> **Aim of the task**
Beginning with the line that contains "What's the underlying", extract each line through the end of the listing below, with no additions or omissions.

> **Excerpted records**
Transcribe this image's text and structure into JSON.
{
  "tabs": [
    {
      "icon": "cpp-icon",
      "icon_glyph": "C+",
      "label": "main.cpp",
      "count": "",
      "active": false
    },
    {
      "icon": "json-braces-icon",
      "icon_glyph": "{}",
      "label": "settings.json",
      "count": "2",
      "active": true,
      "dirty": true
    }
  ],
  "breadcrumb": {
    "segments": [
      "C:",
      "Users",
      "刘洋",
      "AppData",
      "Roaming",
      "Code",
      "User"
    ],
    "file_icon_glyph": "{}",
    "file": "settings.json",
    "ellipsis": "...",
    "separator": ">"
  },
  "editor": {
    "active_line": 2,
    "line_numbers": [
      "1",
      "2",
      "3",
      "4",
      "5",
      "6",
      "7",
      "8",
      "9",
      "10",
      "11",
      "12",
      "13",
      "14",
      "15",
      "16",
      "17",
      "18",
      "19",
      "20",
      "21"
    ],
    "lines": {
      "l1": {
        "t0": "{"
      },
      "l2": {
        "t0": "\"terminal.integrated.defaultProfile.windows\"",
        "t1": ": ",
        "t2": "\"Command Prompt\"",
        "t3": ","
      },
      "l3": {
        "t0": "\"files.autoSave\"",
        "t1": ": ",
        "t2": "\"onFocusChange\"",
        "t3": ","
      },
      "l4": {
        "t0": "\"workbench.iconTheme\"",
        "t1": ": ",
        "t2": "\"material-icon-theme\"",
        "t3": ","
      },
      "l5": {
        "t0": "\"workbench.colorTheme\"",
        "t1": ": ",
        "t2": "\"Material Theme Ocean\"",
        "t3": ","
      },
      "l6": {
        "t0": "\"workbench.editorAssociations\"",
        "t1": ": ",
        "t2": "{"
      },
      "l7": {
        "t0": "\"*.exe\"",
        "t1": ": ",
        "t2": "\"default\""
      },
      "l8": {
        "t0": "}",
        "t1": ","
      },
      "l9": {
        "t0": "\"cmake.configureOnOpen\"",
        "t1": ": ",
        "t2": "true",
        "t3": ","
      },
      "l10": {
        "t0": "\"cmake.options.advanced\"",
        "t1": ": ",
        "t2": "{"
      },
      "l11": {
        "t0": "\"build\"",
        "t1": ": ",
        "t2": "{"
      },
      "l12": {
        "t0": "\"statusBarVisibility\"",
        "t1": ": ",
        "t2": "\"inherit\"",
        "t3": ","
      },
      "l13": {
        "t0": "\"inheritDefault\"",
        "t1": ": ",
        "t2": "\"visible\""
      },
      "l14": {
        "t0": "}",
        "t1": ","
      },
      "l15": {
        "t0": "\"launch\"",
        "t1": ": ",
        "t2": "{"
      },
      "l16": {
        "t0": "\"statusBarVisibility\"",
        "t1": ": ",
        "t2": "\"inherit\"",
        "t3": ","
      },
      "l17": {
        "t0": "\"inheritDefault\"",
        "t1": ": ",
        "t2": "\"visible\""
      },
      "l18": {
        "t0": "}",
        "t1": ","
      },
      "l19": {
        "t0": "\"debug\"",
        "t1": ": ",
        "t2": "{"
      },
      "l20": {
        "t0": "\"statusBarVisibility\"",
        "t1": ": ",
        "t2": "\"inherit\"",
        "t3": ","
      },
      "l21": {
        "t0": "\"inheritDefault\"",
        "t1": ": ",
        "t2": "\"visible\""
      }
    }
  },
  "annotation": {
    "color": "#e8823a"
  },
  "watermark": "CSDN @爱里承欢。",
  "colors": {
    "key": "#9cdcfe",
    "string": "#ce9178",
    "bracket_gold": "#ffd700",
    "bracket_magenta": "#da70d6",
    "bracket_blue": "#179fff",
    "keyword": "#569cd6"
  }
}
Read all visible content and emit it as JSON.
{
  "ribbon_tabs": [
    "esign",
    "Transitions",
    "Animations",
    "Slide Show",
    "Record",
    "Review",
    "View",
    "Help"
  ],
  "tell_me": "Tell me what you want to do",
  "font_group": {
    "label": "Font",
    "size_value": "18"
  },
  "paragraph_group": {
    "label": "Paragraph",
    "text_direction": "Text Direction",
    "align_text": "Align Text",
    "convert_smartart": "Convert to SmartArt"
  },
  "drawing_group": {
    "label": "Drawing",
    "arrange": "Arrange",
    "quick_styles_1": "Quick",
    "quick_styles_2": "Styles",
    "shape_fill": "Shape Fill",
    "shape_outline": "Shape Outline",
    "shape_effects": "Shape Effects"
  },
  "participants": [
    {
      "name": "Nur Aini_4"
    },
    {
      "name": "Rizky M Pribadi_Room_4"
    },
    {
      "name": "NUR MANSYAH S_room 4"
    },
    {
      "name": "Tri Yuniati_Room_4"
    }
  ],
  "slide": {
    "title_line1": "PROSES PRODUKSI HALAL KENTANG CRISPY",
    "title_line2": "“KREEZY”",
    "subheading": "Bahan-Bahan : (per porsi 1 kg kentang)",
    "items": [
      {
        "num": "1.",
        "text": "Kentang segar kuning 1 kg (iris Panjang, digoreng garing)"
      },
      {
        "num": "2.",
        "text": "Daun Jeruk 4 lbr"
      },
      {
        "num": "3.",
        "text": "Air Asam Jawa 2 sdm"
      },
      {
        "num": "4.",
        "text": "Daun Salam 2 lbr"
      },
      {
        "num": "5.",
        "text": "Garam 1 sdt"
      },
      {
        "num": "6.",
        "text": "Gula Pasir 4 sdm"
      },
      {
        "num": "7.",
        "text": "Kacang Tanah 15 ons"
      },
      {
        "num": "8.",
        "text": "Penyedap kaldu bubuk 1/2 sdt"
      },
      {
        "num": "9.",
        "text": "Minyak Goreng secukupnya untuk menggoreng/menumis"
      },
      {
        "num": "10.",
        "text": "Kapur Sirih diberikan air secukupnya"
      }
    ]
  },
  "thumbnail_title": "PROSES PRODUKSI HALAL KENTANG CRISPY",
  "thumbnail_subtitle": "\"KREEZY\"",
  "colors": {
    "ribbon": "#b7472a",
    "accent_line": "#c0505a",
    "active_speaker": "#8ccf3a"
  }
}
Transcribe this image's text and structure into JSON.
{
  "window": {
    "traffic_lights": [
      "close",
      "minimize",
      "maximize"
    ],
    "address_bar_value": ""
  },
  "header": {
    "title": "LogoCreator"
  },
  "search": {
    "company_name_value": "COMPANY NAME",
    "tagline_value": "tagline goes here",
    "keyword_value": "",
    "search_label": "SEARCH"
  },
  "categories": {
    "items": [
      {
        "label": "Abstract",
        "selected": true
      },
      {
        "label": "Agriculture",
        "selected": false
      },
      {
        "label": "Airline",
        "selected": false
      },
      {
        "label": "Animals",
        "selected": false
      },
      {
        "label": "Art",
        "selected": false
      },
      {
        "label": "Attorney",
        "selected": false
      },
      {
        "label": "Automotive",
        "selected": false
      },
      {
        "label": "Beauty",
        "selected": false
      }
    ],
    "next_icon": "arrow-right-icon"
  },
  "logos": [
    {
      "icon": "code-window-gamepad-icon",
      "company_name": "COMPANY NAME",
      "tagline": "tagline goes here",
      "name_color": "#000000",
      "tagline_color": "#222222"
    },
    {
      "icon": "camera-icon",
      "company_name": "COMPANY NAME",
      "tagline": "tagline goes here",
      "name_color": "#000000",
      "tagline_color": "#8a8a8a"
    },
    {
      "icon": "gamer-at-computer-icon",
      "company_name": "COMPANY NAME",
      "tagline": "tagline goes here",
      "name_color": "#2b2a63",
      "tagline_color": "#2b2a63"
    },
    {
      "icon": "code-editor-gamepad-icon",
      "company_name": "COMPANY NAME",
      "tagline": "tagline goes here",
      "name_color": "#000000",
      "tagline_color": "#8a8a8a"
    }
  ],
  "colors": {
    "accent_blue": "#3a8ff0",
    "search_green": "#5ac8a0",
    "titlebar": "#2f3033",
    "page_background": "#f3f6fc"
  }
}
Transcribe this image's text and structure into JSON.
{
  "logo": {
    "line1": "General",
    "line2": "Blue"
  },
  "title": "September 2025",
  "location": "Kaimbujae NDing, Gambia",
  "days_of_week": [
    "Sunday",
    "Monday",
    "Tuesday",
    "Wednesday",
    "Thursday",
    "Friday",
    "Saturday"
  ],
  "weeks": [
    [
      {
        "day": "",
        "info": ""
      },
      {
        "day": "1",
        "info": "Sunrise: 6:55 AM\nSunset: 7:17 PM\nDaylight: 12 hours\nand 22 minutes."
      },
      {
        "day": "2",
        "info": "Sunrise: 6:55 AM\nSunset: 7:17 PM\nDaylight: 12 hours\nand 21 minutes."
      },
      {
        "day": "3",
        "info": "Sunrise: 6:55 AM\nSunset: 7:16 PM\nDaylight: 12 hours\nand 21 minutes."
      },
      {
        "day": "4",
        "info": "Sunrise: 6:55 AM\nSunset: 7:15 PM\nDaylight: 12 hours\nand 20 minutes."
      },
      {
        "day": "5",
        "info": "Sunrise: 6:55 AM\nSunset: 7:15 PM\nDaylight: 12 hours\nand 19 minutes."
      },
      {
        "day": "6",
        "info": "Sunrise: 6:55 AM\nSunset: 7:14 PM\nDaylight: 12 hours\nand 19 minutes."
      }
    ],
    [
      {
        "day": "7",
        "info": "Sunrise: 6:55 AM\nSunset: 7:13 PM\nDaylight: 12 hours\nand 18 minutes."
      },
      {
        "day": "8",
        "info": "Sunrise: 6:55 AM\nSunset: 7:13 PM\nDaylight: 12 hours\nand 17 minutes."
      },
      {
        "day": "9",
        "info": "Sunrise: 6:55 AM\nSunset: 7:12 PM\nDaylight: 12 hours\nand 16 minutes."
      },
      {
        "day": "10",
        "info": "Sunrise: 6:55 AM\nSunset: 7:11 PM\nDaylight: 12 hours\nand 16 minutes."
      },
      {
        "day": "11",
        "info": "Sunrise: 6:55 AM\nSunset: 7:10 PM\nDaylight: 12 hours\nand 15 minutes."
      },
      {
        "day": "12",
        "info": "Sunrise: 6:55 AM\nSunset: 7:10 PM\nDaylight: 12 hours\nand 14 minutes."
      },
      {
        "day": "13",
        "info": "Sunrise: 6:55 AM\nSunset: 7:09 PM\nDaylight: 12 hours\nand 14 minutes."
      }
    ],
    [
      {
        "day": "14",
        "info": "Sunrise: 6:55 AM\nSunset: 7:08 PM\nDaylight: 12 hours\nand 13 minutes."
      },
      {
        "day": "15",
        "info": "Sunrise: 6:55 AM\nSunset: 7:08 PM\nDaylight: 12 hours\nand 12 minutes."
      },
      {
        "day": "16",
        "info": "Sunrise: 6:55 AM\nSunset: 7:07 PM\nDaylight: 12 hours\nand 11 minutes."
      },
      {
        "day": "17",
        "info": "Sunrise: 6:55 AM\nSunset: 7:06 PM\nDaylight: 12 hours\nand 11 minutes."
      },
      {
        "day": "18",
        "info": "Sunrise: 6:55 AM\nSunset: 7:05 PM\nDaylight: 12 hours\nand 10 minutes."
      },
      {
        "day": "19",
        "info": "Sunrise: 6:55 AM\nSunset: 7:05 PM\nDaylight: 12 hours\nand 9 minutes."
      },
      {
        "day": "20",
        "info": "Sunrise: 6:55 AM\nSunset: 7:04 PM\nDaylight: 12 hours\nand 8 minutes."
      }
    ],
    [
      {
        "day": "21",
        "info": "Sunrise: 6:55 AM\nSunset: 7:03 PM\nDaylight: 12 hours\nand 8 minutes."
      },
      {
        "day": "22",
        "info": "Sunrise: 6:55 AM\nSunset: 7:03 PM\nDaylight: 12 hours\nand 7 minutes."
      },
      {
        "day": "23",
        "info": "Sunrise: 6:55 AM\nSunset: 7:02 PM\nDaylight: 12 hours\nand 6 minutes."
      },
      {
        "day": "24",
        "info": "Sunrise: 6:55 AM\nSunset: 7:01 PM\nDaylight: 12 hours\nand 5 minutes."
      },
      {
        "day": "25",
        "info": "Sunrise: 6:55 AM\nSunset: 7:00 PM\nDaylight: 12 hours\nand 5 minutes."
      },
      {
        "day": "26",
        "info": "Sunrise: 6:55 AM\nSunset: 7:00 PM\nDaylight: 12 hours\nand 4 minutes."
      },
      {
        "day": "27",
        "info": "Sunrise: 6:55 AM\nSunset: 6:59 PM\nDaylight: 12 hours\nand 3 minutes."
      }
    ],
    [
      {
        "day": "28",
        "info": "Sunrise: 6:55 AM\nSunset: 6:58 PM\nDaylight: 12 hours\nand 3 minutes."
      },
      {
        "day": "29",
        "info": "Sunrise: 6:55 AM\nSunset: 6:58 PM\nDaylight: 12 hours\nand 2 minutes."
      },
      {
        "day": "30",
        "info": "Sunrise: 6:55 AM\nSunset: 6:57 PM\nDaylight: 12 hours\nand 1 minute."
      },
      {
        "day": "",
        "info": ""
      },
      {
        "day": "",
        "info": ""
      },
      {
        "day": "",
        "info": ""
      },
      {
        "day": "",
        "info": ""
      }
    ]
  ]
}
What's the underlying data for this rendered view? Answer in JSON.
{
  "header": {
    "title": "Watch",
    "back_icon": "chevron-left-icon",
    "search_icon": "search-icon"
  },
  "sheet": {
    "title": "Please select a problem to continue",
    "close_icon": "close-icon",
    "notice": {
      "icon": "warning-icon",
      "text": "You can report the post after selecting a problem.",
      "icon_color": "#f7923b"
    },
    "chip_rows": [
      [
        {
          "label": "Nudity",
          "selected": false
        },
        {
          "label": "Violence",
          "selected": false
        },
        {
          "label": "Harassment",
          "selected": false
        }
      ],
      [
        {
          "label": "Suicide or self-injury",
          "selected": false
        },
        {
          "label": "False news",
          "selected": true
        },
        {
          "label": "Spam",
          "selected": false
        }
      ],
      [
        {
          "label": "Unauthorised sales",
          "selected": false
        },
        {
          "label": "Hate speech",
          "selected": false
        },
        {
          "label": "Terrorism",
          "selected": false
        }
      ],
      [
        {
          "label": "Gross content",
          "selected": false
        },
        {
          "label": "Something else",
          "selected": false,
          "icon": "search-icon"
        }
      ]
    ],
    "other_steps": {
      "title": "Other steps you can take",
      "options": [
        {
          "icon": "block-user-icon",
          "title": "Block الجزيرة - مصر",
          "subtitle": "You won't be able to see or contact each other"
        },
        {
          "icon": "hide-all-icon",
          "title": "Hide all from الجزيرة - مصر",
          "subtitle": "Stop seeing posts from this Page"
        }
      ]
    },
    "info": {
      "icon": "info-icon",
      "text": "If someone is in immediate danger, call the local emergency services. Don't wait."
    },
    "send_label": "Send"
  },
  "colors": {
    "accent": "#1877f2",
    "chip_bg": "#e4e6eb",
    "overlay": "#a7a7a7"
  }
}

> **Full solution**
What's the underlying data for this rendered view? Answer in JSON.
{
  "header": {
    "title": "Watch",
    "back_icon": "chevron-left-icon",
    "search_icon": "search-icon"
  },
  "sheet": {
    "title": "Please select a problem to continue",
    "close_icon": "close-icon",
    "notice": {
      "icon": "warning-icon",
      "text": "You can report the post after selecting a problem.",
      "icon_color": "#f7923b"
    },
    "chip_rows": [
      [
        {
          "label": "Nudity",
          "selected": false
        },
        {
          "label": "Violence",
          "selected": false
        },
        {
          "label": "Harassment",
          "selected": false
        }
      ],
      [
        {
          "label": "Suicide or self-injury",
          "selected": false
        },
        {
          "label": "False news",
          "selected": true
        },
        {
          "label": "Spam",
          "selected": false
        }
      ],
      [
        {
          "label": "Unauthorised sales",
          "selected": false
        },
        {
          "label": "Hate speech",
          "selected": false
        },
        {
          "label": "Terrorism",
          "selected": false
        }
      ],
      [
        {
          "label": "Gross content",
          "selected": false
        },
        {
          "label": "Something else",
          "selected": false,
          "icon": "search-icon"
        }
      ]
    ],
    "other_steps": {
      "title": "Other steps you can take",
      "options": [
        {
          "icon": "block-user-icon",
          "title": "Block الجزيرة - مصر",
          "subtitle": "You won't be able to see or contact each other"
        },
        {
          "icon": "hide-all-icon",
          "title": "Hide all from الجزيرة - مصر",
          "subtitle": "Stop seeing posts from this Page"
        }
      ]
    },
    "info": {
      "icon": "info-icon",
      "text": "If someone is in immediate danger, call the local emergency services. Don't wait."
    },
    "send_label": "Send"
  },
  "colors": {
    "accent": "#1877f2",
    "chip_bg": "#e4e6eb",
    "overlay": "#a7a7a7"
  }
}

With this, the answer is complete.